— Begin SUPPLIED INFORMATION —

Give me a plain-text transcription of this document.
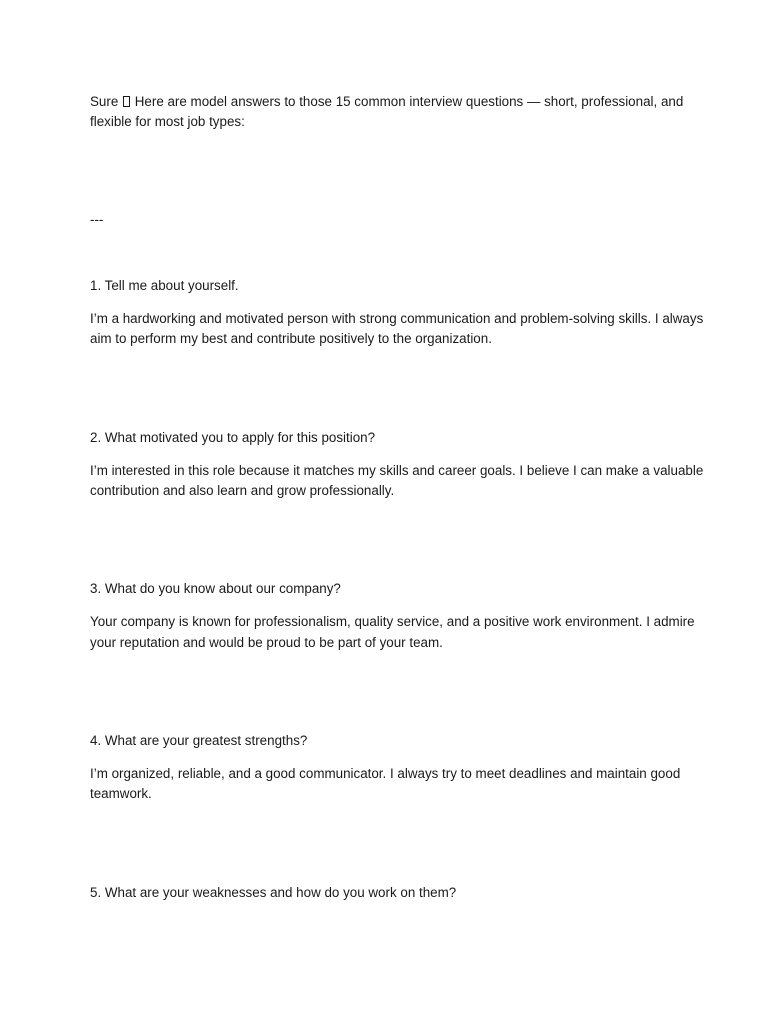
Sure  Here are model answers to those 15 common interview questions — short, professional, and

flexible for most job types:

---

1. Tell me about yourself.

I’m a hardworking and motivated person with strong communication and problem-solving skills. I always

aim to perform my best and contribute positively to the organization.

2. What motivated you to apply for this position?

I’m interested in this role because it matches my skills and career goals. I believe I can make a valuable

contribution and also learn and grow professionally.

3. What do you know about our company?

Your company is known for professionalism, quality service, and a positive work environment. I admire

your reputation and would be proud to be part of your team.

4. What are your greatest strengths?

I’m organized, reliable, and a good communicator. I always try to meet deadlines and maintain good

teamwork.

5. What are your weaknesses and how do you work on them?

— End SUPPLIED INFORMATION —

▸ **GOAL**
Lines containing the string "about" are to be selected and copied.

▸ **ANSWER TO THE PROBLEM**
1. Tell me about yourself.
3. What do you know about our company?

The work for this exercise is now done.